Rows from a figure dataset
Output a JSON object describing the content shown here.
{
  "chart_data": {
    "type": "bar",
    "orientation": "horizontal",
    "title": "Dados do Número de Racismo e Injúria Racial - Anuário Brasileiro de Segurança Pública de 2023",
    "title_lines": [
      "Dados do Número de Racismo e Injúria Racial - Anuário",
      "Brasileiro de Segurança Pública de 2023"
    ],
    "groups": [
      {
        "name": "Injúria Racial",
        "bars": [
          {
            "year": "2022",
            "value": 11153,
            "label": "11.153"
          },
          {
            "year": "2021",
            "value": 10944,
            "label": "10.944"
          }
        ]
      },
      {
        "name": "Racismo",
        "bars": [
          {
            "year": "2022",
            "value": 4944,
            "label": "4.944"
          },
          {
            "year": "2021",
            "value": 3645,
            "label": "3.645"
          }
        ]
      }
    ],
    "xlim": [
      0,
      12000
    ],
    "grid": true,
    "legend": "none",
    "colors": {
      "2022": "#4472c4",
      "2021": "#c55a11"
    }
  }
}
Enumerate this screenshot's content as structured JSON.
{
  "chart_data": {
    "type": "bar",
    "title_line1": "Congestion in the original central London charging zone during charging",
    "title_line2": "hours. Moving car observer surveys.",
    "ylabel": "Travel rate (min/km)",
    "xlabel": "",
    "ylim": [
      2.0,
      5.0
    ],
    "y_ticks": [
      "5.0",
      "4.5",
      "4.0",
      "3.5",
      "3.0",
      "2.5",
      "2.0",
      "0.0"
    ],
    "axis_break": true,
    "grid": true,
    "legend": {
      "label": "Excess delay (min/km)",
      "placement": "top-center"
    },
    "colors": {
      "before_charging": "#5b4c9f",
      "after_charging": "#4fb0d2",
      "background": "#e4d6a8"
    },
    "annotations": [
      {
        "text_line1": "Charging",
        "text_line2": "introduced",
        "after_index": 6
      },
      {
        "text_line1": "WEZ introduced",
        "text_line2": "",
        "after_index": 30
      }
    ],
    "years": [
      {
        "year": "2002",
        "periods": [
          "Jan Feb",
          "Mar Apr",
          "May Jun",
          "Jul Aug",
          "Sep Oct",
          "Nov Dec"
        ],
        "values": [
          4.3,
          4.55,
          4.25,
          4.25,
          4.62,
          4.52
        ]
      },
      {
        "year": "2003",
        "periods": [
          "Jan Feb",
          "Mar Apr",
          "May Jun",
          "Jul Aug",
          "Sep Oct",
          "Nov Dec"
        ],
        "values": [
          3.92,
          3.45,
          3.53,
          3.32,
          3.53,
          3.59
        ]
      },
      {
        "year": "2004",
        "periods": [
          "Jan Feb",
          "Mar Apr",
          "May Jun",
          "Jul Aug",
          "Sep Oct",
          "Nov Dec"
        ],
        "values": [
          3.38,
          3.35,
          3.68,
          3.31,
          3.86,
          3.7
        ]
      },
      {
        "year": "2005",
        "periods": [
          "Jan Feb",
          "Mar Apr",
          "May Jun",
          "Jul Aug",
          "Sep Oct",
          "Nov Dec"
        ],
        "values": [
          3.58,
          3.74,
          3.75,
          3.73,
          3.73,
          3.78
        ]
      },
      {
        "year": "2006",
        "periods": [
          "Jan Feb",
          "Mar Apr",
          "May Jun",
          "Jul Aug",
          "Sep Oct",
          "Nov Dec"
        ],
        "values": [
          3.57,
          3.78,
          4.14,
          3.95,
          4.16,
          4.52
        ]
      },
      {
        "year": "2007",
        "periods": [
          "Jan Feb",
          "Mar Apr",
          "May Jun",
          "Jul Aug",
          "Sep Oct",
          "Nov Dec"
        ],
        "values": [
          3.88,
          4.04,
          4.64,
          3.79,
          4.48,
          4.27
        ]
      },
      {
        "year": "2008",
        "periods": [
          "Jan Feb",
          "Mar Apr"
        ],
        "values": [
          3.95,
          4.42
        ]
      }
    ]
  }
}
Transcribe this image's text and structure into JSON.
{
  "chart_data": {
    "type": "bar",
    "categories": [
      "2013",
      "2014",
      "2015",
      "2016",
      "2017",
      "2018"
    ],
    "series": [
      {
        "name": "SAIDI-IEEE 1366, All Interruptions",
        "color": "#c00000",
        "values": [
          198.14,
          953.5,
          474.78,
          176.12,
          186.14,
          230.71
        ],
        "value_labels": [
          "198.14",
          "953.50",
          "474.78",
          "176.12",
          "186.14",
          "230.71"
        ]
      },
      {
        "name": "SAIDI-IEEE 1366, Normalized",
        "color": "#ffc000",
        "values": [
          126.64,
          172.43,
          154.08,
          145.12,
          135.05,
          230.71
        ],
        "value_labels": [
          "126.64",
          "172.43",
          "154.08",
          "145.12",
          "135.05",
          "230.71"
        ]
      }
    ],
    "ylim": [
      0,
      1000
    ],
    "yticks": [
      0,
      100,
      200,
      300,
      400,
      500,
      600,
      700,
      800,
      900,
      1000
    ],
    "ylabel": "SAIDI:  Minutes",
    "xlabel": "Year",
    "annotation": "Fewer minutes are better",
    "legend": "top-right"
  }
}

▶ _Instruction_
Return the lines above exactly, keeping every word.

▶ _Problem solution_
Output a JSON object describing the content shown here.
{
  "chart_data": {
    "type": "bar",
    "orientation": "horizontal",
    "title": "Dados do Número de Racismo e Injúria Racial - Anuário Brasileiro de Segurança Pública de 2023",
    "title_lines": [
      "Dados do Número de Racismo e Injúria Racial - Anuário",
      "Brasileiro de Segurança Pública de 2023"
    ],
    "groups": [
      {
        "name": "Injúria Racial",
        "bars": [
          {
            "year": "2022",
            "value": 11153,
            "label": "11.153"
          },
          {
            "year": "2021",
            "value": 10944,
            "label": "10.944"
          }
        ]
      },
      {
        "name": "Racismo",
        "bars": [
          {
            "year": "2022",
            "value": 4944,
            "label": "4.944"
          },
          {
            "year": "2021",
            "value": 3645,
            "label": "3.645"
          }
        ]
      }
    ],
    "xlim": [
      0,
      12000
    ],
    "grid": true,
    "legend": "none",
    "colors": {
      "2022": "#4472c4",
      "2021": "#c55a11"
    }
  }
}
Enumerate this screenshot's content as structured JSON.
{
  "chart_data": {
    "type": "bar",
    "title_line1": "Congestion in the original central London charging zone during charging",
    "title_line2": "hours. Moving car observer surveys.",
    "ylabel": "Travel rate (min/km)",
    "xlabel": "",
    "ylim": [
      2.0,
      5.0
    ],
    "y_ticks": [
      "5.0",
      "4.5",
      "4.0",
      "3.5",
      "3.0",
      "2.5",
      "2.0",
      "0.0"
    ],
    "axis_break": true,
    "grid": true,
    "legend": {
      "label": "Excess delay (min/km)",
      "placement": "top-center"
    },
    "colors": {
      "before_charging": "#5b4c9f",
      "after_charging": "#4fb0d2",
      "background": "#e4d6a8"
    },
    "annotations": [
      {
        "text_line1": "Charging",
        "text_line2": "introduced",
        "after_index": 6
      },
      {
        "text_line1": "WEZ introduced",
        "text_line2": "",
        "after_index": 30
      }
    ],
    "years": [
      {
        "year": "2002",
        "periods": [
          "Jan Feb",
          "Mar Apr",
          "May Jun",
          "Jul Aug",
          "Sep Oct",
          "Nov Dec"
        ],
        "values": [
          4.3,
          4.55,
          4.25,
          4.25,
          4.62,
          4.52
        ]
      },
      {
        "year": "2003",
        "periods": [
          "Jan Feb",
          "Mar Apr",
          "May Jun",
          "Jul Aug",
          "Sep Oct",
          "Nov Dec"
        ],
        "values": [
          3.92,
          3.45,
          3.53,
          3.32,
          3.53,
          3.59
        ]
      },
      {
        "year": "2004",
        "periods": [
          "Jan Feb",
          "Mar Apr",
          "May Jun",
          "Jul Aug",
          "Sep Oct",
          "Nov Dec"
        ],
        "values": [
          3.38,
          3.35,
          3.68,
          3.31,
          3.86,
          3.7
        ]
      },
      {
        "year": "2005",
        "periods": [
          "Jan Feb",
          "Mar Apr",
          "May Jun",
          "Jul Aug",
          "Sep Oct",
          "Nov Dec"
        ],
        "values": [
          3.58,
          3.74,
          3.75,
          3.73,
          3.73,
          3.78
        ]
      },
      {
        "year": "2006",
        "periods": [
          "Jan Feb",
          "Mar Apr",
          "May Jun",
          "Jul Aug",
          "Sep Oct",
          "Nov Dec"
        ],
        "values": [
          3.57,
          3.78,
          4.14,
          3.95,
          4.16,
          4.52
        ]
      },
      {
        "year": "2007",
        "periods": [
          "Jan Feb",
          "Mar Apr",
          "May Jun",
          "Jul Aug",
          "Sep Oct",
          "Nov Dec"
        ],
        "values": [
          3.88,
          4.04,
          4.64,
          3.79,
          4.48,
          4.27
        ]
      },
      {
        "year": "2008",
        "periods": [
          "Jan Feb",
          "Mar Apr"
        ],
        "values": [
          3.95,
          4.42
        ]
      }
    ]
  }
}
Transcribe this image's text and structure into JSON.
{
  "chart_data": {
    "type": "bar",
    "categories": [
      "2013",
      "2014",
      "2015",
      "2016",
      "2017",
      "2018"
    ],
    "series": [
      {
        "name": "SAIDI-IEEE 1366, All Interruptions",
        "color": "#c00000",
        "values": [
          198.14,
          953.5,
          474.78,
          176.12,
          186.14,
          230.71
        ],
        "value_labels": [
          "198.14",
          "953.50",
          "474.78",
          "176.12",
          "186.14",
          "230.71"
        ]
      },
      {
        "name": "SAIDI-IEEE 1366, Normalized",
        "color": "#ffc000",
        "values": [
          126.64,
          172.43,
          154.08,
          145.12,
          135.05,
          230.71
        ],
        "value_labels": [
          "126.64",
          "172.43",
          "154.08",
          "145.12",
          "135.05",
          "230.71"
        ]
      }
    ],
    "ylim": [
      0,
      1000
    ],
    "yticks": [
      0,
      100,
      200,
      300,
      400,
      500,
      600,
      700,
      800,
      900,
      1000
    ],
    "ylabel": "SAIDI:  Minutes",
    "xlabel": "Year",
    "annotation": "Fewer minutes are better",
    "legend": "top-right"
  }
}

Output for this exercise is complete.